> **WHAT TO DO**
Copy out each line that has "color" in it.
--- --- ---
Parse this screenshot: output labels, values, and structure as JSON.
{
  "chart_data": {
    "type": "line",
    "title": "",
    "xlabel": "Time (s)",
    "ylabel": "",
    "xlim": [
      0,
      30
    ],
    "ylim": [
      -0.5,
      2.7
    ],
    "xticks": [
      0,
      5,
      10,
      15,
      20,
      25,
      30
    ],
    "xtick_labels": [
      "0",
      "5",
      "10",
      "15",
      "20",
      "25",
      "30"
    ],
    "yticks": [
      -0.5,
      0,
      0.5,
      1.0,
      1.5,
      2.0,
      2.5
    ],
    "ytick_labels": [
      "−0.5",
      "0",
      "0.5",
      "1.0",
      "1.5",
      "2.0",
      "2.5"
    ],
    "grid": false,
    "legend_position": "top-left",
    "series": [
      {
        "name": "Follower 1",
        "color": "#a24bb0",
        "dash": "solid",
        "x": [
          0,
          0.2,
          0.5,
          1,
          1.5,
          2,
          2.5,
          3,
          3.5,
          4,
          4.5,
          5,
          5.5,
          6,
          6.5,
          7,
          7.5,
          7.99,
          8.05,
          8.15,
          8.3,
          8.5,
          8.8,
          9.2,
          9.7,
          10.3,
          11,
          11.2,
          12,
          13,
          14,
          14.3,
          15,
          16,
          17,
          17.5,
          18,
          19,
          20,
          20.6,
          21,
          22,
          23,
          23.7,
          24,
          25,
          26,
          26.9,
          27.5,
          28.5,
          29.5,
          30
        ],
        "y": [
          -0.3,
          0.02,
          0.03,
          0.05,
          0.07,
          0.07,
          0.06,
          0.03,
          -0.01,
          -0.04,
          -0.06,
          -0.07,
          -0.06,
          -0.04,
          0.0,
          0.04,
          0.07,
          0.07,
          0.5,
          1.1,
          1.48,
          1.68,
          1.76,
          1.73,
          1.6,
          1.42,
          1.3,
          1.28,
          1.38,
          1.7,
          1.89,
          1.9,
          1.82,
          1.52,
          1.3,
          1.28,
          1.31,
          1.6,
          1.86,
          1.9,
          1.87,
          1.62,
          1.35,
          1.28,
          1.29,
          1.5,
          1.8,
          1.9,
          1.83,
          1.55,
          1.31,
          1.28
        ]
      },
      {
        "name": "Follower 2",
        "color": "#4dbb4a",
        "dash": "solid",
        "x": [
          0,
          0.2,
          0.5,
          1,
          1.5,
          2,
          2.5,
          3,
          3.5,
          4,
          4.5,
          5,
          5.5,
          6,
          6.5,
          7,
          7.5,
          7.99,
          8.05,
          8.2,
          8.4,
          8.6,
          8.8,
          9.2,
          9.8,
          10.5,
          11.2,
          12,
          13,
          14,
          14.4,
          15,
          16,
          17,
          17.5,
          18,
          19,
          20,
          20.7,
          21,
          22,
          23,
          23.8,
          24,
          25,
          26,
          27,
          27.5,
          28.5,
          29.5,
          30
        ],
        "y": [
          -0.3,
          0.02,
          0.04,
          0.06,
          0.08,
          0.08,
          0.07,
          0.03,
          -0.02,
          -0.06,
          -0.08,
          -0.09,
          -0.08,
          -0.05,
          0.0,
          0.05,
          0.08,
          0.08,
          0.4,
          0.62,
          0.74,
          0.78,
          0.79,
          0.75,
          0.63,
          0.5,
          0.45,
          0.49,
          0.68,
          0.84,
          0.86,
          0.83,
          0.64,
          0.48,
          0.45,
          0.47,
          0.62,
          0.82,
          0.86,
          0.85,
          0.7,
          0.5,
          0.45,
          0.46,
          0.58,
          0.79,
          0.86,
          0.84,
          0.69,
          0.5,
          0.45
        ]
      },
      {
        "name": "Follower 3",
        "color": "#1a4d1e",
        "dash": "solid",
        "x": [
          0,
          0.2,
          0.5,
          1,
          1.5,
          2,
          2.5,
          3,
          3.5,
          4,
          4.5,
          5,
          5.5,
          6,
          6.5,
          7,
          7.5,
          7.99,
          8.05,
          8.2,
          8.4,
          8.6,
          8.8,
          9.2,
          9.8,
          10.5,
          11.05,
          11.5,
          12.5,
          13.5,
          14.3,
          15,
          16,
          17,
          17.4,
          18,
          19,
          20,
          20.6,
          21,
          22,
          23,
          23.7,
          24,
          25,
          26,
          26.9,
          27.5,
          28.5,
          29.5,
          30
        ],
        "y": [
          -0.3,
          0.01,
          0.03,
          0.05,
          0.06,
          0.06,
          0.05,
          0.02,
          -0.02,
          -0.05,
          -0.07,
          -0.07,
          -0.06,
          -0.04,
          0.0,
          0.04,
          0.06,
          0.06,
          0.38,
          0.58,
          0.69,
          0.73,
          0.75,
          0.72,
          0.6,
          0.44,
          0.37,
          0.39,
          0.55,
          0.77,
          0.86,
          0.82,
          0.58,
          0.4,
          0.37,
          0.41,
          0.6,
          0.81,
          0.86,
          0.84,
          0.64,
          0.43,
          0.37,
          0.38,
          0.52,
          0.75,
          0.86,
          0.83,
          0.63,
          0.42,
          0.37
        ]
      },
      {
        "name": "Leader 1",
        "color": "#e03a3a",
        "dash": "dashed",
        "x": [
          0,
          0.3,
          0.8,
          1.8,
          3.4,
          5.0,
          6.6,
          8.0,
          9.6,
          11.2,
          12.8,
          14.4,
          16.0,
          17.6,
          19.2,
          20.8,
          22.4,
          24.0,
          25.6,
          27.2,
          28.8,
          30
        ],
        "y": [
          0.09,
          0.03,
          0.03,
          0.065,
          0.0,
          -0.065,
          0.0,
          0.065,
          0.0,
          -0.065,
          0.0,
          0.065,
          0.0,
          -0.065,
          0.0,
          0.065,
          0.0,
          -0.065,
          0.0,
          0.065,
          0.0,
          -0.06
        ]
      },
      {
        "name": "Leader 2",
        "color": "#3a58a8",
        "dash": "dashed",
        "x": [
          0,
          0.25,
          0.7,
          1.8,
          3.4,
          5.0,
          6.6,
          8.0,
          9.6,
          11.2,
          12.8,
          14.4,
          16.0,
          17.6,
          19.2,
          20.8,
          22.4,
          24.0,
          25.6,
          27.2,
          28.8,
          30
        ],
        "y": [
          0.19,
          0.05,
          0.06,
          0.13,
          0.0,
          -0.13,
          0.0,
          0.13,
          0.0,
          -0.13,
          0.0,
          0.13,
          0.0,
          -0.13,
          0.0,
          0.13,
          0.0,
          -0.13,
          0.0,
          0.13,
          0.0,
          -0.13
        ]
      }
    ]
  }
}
--- --- ---
> **WRITTEN SOLUTION**
        "color": "#a24bb0",
        "color": "#4dbb4a",
        "color": "#1a4d1e",
        "color": "#e03a3a",
        "color": "#3a58a8",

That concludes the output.